● Work required: Copy out each line that includes the word "Natural".

--- Start of Record extracts ---

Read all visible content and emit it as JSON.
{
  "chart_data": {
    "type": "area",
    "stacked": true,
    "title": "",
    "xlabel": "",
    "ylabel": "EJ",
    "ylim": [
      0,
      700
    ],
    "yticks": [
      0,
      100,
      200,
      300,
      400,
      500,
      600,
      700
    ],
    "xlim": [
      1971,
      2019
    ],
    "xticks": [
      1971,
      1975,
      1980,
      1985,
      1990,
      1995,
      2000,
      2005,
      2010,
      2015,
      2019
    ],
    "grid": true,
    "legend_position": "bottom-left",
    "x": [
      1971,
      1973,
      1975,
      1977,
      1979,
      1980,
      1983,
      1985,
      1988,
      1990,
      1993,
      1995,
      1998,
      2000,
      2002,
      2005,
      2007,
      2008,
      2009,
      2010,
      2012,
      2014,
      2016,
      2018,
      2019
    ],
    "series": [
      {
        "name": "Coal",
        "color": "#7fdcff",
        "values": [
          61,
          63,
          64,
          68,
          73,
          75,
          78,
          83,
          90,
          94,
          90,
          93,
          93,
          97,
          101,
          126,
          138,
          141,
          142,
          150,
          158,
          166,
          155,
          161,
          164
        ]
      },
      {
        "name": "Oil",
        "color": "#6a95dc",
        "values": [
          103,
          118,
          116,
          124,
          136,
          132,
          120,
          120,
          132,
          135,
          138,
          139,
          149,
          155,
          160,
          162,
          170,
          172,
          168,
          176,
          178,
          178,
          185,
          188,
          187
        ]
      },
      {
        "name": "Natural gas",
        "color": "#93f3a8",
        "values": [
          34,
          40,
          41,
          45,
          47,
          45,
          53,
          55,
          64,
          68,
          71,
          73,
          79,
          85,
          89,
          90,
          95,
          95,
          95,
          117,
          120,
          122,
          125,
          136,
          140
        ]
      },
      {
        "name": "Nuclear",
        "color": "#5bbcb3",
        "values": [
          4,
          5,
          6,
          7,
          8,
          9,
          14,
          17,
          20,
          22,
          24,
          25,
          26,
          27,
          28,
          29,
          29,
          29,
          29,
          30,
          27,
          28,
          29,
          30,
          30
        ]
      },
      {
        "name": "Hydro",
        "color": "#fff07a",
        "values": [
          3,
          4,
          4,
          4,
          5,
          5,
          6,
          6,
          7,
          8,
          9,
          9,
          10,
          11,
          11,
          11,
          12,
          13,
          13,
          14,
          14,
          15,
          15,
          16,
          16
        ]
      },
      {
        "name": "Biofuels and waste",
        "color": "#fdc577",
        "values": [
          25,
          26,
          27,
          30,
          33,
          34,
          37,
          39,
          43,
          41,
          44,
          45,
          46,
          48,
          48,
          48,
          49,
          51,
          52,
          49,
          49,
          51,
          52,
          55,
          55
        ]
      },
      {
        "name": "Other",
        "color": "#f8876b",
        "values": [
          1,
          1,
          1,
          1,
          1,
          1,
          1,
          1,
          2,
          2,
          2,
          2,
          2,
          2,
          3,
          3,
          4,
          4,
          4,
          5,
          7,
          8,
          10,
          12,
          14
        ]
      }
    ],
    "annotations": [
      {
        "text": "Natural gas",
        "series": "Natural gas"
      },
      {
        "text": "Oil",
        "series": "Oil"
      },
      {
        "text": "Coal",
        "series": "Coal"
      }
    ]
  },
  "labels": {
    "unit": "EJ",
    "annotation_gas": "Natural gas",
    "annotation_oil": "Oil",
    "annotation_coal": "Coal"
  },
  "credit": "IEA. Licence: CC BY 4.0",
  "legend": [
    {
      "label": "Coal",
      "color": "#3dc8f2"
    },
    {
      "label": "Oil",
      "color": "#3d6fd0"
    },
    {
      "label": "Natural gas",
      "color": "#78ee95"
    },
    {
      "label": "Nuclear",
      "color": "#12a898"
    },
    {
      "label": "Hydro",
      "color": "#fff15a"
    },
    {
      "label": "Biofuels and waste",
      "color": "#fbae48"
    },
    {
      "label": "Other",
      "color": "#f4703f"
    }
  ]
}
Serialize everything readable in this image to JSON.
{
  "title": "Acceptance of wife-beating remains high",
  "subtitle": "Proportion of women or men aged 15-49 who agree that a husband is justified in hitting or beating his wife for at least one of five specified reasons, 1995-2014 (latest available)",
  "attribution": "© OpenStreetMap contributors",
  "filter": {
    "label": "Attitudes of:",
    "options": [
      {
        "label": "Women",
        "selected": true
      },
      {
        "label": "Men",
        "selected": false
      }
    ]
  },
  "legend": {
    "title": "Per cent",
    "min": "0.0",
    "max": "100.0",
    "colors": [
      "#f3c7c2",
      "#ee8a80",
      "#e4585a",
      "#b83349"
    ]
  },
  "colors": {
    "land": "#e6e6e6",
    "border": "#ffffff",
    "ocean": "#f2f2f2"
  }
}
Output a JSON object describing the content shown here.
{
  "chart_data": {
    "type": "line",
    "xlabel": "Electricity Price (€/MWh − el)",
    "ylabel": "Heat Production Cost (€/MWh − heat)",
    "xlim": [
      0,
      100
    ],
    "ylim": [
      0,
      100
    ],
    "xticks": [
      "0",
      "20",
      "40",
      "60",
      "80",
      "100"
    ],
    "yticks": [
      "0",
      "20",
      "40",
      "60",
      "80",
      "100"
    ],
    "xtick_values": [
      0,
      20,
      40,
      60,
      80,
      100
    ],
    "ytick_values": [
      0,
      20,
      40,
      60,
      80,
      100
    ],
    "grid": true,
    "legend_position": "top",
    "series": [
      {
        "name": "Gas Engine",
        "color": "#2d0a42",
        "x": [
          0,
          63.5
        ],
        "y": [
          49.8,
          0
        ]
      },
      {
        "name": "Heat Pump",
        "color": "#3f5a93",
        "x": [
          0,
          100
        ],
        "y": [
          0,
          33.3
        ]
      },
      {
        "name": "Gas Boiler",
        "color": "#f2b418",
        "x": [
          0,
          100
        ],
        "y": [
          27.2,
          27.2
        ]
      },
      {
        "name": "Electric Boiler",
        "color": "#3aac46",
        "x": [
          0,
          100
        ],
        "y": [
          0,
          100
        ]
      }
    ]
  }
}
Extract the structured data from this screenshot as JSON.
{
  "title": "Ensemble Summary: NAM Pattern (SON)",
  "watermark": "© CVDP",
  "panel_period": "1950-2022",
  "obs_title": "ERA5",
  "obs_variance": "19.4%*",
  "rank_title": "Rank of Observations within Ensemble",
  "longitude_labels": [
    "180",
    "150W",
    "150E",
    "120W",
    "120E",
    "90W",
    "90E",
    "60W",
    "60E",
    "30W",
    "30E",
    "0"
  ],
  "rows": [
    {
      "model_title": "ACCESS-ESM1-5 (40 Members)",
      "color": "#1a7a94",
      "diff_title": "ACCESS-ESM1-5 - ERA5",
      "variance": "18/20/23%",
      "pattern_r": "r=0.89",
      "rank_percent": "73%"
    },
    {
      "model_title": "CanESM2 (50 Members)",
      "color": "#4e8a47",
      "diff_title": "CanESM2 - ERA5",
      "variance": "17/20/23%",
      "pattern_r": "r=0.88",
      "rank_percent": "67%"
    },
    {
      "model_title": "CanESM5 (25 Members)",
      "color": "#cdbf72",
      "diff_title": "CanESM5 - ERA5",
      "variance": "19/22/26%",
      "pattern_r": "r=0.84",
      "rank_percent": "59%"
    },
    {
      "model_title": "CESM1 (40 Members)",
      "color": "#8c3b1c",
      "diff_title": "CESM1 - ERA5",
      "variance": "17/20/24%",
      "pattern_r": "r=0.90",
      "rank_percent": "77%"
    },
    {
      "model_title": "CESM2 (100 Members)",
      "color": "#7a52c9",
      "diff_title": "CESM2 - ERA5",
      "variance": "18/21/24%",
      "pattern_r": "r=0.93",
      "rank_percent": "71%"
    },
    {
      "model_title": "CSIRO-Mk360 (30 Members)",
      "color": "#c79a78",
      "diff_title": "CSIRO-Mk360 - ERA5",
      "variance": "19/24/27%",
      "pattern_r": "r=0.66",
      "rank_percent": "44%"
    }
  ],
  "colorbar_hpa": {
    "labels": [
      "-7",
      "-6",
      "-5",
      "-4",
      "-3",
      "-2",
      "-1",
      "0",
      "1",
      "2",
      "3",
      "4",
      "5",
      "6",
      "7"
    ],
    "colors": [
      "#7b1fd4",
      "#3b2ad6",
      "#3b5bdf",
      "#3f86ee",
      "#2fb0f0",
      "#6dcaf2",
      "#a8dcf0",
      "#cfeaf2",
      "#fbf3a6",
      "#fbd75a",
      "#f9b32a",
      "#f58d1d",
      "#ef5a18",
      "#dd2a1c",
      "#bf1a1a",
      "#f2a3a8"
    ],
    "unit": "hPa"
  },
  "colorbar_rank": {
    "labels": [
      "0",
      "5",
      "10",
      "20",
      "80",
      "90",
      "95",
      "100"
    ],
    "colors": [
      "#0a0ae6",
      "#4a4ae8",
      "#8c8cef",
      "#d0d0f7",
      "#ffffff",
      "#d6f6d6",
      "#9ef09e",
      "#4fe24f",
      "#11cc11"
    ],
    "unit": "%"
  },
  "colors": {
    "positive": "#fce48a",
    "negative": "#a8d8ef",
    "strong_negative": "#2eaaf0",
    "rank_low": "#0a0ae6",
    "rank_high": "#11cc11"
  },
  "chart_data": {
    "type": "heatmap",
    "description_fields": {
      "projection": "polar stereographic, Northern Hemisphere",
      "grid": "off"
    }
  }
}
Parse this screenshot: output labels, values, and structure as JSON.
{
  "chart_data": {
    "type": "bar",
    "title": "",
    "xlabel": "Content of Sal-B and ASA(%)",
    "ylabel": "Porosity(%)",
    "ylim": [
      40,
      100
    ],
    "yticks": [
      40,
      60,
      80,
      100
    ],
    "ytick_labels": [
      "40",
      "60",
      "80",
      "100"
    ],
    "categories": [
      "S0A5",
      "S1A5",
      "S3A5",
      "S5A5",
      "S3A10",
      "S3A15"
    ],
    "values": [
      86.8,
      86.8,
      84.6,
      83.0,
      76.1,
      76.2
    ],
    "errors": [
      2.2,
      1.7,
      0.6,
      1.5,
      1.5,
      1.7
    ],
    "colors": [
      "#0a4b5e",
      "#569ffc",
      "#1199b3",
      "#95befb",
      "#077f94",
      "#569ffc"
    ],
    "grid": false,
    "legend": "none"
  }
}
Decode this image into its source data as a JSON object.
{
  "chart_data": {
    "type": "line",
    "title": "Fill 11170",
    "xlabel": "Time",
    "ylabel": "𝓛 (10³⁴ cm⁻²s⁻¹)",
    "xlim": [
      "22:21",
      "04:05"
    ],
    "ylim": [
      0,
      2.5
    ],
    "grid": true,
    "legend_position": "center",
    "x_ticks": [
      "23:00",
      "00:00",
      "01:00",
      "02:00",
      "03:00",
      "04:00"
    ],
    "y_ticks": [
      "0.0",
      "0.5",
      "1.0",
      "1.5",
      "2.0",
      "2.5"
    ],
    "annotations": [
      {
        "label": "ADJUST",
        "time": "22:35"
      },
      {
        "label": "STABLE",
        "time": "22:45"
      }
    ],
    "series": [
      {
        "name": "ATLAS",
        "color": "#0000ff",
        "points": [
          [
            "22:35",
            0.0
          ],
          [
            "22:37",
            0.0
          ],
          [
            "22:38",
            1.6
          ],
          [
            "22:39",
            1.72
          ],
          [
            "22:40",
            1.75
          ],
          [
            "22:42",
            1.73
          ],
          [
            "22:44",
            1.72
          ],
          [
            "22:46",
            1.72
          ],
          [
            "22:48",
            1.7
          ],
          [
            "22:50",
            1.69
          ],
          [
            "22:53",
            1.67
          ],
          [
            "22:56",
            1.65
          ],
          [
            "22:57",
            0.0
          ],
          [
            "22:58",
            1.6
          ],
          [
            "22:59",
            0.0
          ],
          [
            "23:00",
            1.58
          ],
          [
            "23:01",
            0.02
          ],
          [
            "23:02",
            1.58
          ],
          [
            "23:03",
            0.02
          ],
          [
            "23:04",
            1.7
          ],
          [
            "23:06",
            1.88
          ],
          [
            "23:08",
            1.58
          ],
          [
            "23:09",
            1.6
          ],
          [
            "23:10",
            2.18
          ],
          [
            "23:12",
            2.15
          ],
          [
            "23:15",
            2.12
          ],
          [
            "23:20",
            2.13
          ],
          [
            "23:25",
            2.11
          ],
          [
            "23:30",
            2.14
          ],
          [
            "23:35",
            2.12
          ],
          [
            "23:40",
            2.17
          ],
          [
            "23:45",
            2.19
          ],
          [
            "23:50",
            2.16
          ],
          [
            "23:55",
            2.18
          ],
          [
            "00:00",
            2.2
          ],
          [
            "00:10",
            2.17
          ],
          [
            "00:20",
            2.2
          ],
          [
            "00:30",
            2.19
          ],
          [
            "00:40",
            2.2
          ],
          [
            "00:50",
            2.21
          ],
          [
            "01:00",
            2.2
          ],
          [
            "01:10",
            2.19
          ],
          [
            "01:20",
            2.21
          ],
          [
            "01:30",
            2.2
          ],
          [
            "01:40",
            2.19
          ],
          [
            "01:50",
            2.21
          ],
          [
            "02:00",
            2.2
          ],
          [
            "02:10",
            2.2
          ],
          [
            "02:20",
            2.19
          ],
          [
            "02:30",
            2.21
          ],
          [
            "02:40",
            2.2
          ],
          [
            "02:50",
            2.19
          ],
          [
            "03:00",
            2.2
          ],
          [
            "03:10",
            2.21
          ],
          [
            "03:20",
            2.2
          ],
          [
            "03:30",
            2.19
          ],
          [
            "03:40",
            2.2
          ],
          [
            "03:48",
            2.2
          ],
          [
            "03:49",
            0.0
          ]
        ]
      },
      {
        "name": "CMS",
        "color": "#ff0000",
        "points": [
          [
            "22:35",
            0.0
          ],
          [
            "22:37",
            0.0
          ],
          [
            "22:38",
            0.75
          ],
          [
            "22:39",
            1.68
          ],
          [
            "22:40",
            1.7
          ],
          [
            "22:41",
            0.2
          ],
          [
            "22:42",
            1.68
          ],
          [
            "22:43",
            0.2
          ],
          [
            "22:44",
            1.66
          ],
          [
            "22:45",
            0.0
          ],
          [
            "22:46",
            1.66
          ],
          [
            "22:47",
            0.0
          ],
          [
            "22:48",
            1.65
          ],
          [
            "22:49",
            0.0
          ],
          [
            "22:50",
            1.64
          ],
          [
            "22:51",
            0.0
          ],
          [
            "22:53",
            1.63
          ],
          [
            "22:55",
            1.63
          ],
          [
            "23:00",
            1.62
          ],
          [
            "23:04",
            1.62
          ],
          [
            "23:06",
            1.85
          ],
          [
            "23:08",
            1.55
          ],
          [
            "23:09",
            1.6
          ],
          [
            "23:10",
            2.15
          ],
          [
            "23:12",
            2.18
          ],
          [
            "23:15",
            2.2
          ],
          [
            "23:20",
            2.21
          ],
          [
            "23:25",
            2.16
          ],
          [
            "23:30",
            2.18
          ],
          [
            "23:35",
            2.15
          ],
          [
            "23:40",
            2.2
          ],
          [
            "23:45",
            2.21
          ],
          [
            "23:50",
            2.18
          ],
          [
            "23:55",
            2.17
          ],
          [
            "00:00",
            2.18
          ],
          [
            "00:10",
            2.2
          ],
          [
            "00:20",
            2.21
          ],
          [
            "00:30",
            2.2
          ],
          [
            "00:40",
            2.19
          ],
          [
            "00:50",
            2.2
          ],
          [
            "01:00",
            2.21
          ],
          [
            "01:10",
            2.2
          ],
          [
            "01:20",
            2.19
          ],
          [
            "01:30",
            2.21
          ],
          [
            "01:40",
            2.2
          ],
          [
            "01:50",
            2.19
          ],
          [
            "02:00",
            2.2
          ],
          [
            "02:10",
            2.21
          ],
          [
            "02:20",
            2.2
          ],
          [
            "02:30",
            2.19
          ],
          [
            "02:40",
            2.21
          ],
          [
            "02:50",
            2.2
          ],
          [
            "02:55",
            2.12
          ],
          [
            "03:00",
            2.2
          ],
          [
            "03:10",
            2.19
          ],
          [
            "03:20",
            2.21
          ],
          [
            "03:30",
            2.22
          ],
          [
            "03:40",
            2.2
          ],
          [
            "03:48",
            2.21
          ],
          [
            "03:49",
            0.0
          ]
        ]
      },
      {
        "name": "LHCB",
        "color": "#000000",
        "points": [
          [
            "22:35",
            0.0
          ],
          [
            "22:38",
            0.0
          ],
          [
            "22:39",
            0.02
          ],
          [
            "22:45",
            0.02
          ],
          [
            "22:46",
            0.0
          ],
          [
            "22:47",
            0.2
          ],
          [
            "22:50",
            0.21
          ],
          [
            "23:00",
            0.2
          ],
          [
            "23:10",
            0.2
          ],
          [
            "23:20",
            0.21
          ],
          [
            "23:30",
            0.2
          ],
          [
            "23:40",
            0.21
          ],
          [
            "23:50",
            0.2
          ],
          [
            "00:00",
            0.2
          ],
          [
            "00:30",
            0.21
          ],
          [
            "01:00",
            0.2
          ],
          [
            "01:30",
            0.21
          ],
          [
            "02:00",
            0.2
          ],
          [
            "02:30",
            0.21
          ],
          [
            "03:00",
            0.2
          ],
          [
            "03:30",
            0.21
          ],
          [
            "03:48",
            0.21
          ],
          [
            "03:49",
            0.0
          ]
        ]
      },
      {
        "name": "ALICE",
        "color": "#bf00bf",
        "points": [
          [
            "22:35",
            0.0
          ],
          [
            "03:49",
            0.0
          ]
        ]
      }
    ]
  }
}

--- End of Record extracts ---

● Problem solution:
        "name": "Natural gas",
        "text": "Natural gas",
        "series": "Natural gas"
    "annotation_gas": "Natural gas",
      "label": "Natural gas",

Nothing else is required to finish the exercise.